§ **EXERCISE**
Select from the data all lines with the word "into".

§ **RECORDS SHOWN**

----------

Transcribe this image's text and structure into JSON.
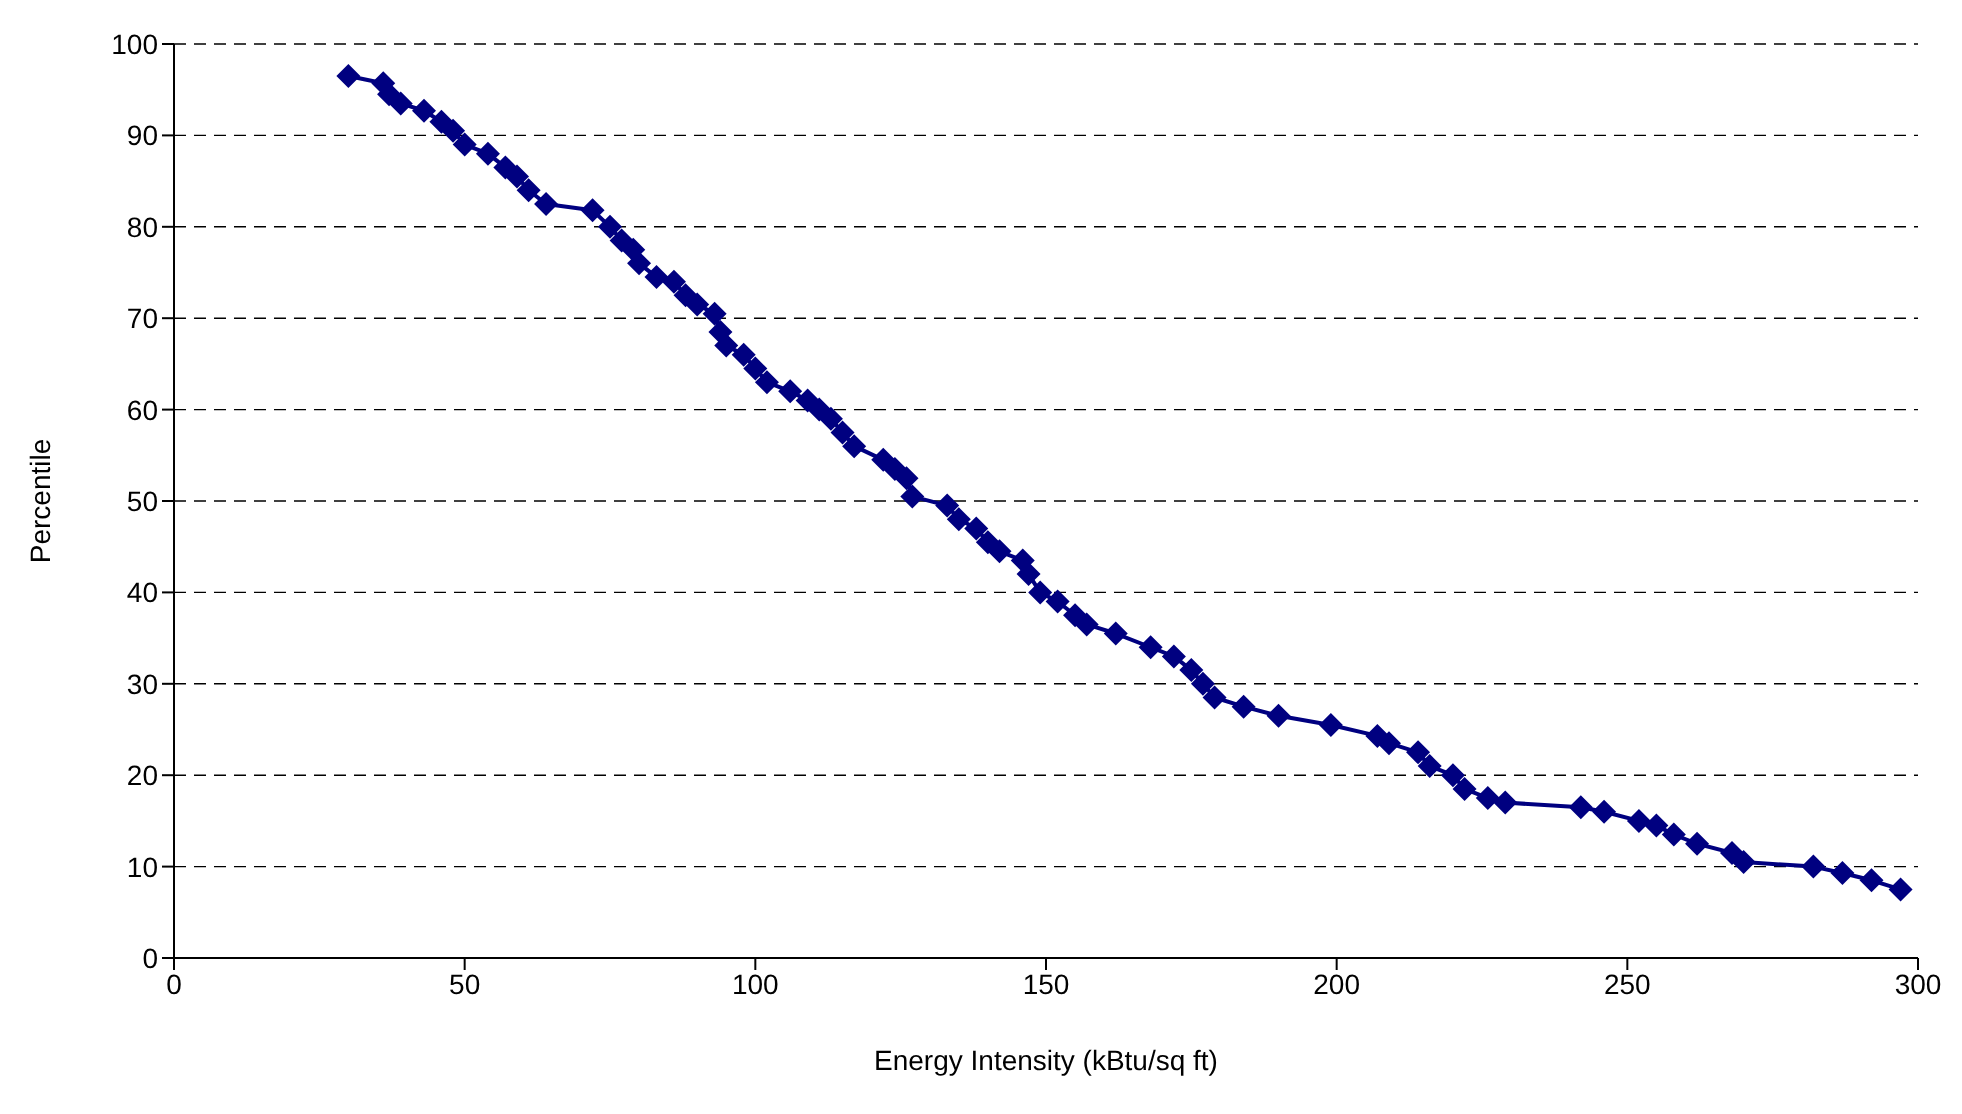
{
  "chart_data": {
    "type": "line",
    "xlabel": "Energy Intensity (kBtu/sq ft)",
    "ylabel": "Percentile",
    "x": [
      30,
      36,
      37,
      39,
      43,
      46,
      48,
      50,
      54,
      57,
      59,
      61,
      64,
      72,
      75,
      77,
      79,
      80,
      83,
      86,
      88,
      90,
      93,
      94,
      95,
      98,
      100,
      102,
      106,
      109,
      111,
      113,
      115,
      117,
      122,
      124,
      126,
      127,
      133,
      135,
      138,
      140,
      142,
      146,
      147,
      149,
      152,
      155,
      157,
      162,
      168,
      172,
      175,
      177,
      179,
      184,
      190,
      199,
      207,
      209,
      214,
      216,
      220,
      222,
      226,
      229,
      242,
      246,
      252,
      255,
      258,
      262,
      268,
      270,
      282,
      287,
      292,
      297
    ],
    "series": [
      {
        "color": "#000080",
        "values": [
          96.5,
          95.7,
          94.5,
          93.5,
          92.7,
          91.5,
          90.5,
          89,
          88,
          86.5,
          85.5,
          84,
          82.5,
          81.8,
          80,
          78.5,
          77.5,
          76,
          74.5,
          74,
          72.5,
          71.5,
          70.5,
          68.5,
          67,
          66,
          64.5,
          63,
          62,
          61,
          60,
          59,
          57.5,
          56,
          54.5,
          53.5,
          52.5,
          50.5,
          49.5,
          48,
          47,
          45.5,
          44.5,
          43.5,
          42,
          40,
          39,
          37.5,
          36.5,
          35.5,
          34,
          33,
          31.5,
          30,
          28.5,
          27.5,
          26.5,
          25.5,
          24.3,
          23.5,
          22.5,
          21,
          20,
          18.5,
          17.5,
          17,
          16.5,
          16,
          15,
          14.5,
          13.5,
          12.5,
          11.5,
          10.5,
          10,
          9.3,
          8.5,
          7.5
        ]
      }
    ],
    "xlim": [
      0,
      300
    ],
    "xticks": [
      0,
      50,
      100,
      150,
      200,
      250,
      300
    ],
    "ylim": [
      0,
      100
    ],
    "yticks": [
      0,
      10,
      20,
      30,
      40,
      50,
      60,
      70,
      80,
      90,
      100
    ],
    "grid": "y",
    "marker": "diamond",
    "line_style": "solid"
  }
}
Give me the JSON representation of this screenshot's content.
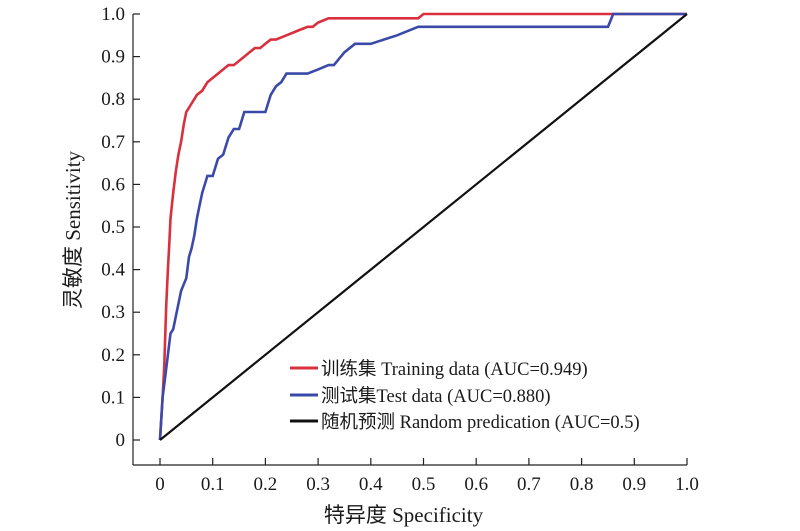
{
  "chart_data": {
    "type": "line",
    "xlabel": "特异度 Specificity",
    "ylabel": "灵敏度 Sensitivity",
    "xlim": [
      0,
      1.0
    ],
    "ylim": [
      0,
      1.0
    ],
    "x_ticks": [
      "0",
      "0.1",
      "0.2",
      "0.3",
      "0.4",
      "0.5",
      "0.6",
      "0.7",
      "0.8",
      "0.9",
      "1.0"
    ],
    "y_ticks": [
      "0",
      "0.1",
      "0.2",
      "0.3",
      "0.4",
      "0.5",
      "0.6",
      "0.7",
      "0.8",
      "0.9",
      "1.0"
    ],
    "grid": false,
    "legend_position": "bottom-right",
    "series": [
      {
        "name": "训练集 Training data (AUC=0.949)",
        "color": "#d9303e",
        "x": [
          0,
          0.005,
          0.008,
          0.01,
          0.012,
          0.015,
          0.018,
          0.02,
          0.025,
          0.03,
          0.035,
          0.04,
          0.045,
          0.05,
          0.055,
          0.06,
          0.07,
          0.08,
          0.09,
          0.1,
          0.11,
          0.12,
          0.13,
          0.14,
          0.15,
          0.16,
          0.17,
          0.18,
          0.19,
          0.2,
          0.21,
          0.22,
          0.24,
          0.26,
          0.28,
          0.29,
          0.3,
          0.32,
          0.35,
          0.4,
          0.45,
          0.49,
          0.5,
          0.6,
          0.7,
          0.8,
          0.85,
          0.86,
          0.9,
          1.0
        ],
        "y": [
          0,
          0.1,
          0.17,
          0.25,
          0.32,
          0.4,
          0.47,
          0.52,
          0.58,
          0.63,
          0.67,
          0.7,
          0.74,
          0.77,
          0.78,
          0.79,
          0.81,
          0.82,
          0.84,
          0.85,
          0.86,
          0.87,
          0.88,
          0.88,
          0.89,
          0.9,
          0.91,
          0.92,
          0.92,
          0.93,
          0.94,
          0.94,
          0.95,
          0.96,
          0.97,
          0.97,
          0.98,
          0.99,
          0.99,
          0.99,
          0.99,
          0.99,
          1.0,
          1.0,
          1.0,
          1.0,
          1.0,
          1.0,
          1.0,
          1.0
        ]
      },
      {
        "name": "测试集Test data (AUC=0.880)",
        "color": "#3b4aa8",
        "x": [
          0,
          0.005,
          0.01,
          0.015,
          0.02,
          0.025,
          0.03,
          0.04,
          0.05,
          0.055,
          0.06,
          0.065,
          0.07,
          0.075,
          0.08,
          0.09,
          0.1,
          0.11,
          0.12,
          0.13,
          0.14,
          0.15,
          0.16,
          0.18,
          0.2,
          0.21,
          0.22,
          0.23,
          0.24,
          0.26,
          0.28,
          0.3,
          0.32,
          0.33,
          0.35,
          0.37,
          0.4,
          0.45,
          0.49,
          0.6,
          0.7,
          0.8,
          0.85,
          0.86,
          0.9,
          1.0
        ],
        "y": [
          0,
          0.1,
          0.15,
          0.2,
          0.25,
          0.26,
          0.29,
          0.35,
          0.38,
          0.43,
          0.45,
          0.48,
          0.52,
          0.55,
          0.58,
          0.62,
          0.62,
          0.66,
          0.67,
          0.71,
          0.73,
          0.73,
          0.77,
          0.77,
          0.77,
          0.81,
          0.83,
          0.84,
          0.86,
          0.86,
          0.86,
          0.87,
          0.88,
          0.88,
          0.91,
          0.93,
          0.93,
          0.95,
          0.97,
          0.97,
          0.97,
          0.97,
          0.97,
          1.0,
          1.0,
          1.0
        ]
      },
      {
        "name": "随机预测 Random predication (AUC=0.5)",
        "color": "#111111",
        "x": [
          0,
          1.0
        ],
        "y": [
          0,
          1.0
        ]
      }
    ]
  }
}
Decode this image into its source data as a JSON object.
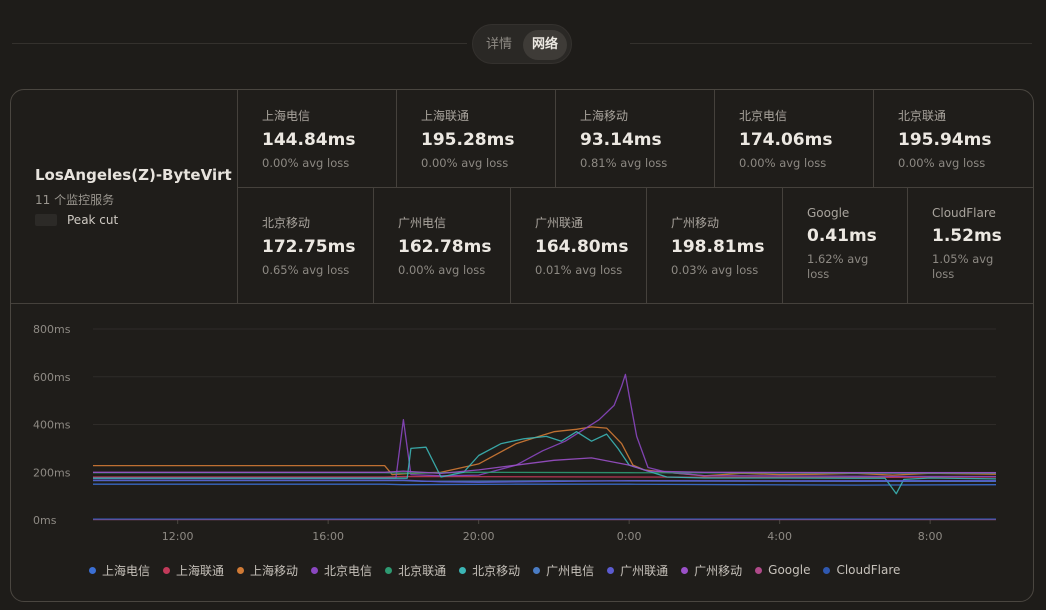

----------

§ **EXERCISE RESPONSE**
Transcribe this image's text and structure into JSON.
Decode this image into its source data as a JSON object.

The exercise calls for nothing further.